What the task requires:
Find the word "Molto" in the material below and gather every line that contains it.

__________

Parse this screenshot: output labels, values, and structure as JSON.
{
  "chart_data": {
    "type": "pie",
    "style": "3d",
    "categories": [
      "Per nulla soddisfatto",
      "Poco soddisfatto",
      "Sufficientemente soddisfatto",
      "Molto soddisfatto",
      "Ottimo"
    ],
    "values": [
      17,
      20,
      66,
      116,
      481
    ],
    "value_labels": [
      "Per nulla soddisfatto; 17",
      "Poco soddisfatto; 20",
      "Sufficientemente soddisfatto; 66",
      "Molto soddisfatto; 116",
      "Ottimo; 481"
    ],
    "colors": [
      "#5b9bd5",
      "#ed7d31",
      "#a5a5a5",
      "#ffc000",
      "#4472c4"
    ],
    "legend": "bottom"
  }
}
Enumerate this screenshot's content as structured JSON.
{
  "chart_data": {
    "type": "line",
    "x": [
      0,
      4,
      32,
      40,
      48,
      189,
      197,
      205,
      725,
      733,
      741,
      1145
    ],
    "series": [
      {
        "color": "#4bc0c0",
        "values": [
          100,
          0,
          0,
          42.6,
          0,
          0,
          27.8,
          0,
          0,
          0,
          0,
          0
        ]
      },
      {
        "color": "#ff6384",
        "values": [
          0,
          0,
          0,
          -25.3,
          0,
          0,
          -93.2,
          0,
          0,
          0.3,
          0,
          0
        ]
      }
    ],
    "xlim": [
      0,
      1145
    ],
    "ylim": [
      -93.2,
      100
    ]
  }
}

__________

Result of this task:
      "Molto soddisfatto",
      "Molto soddisfatto; 116",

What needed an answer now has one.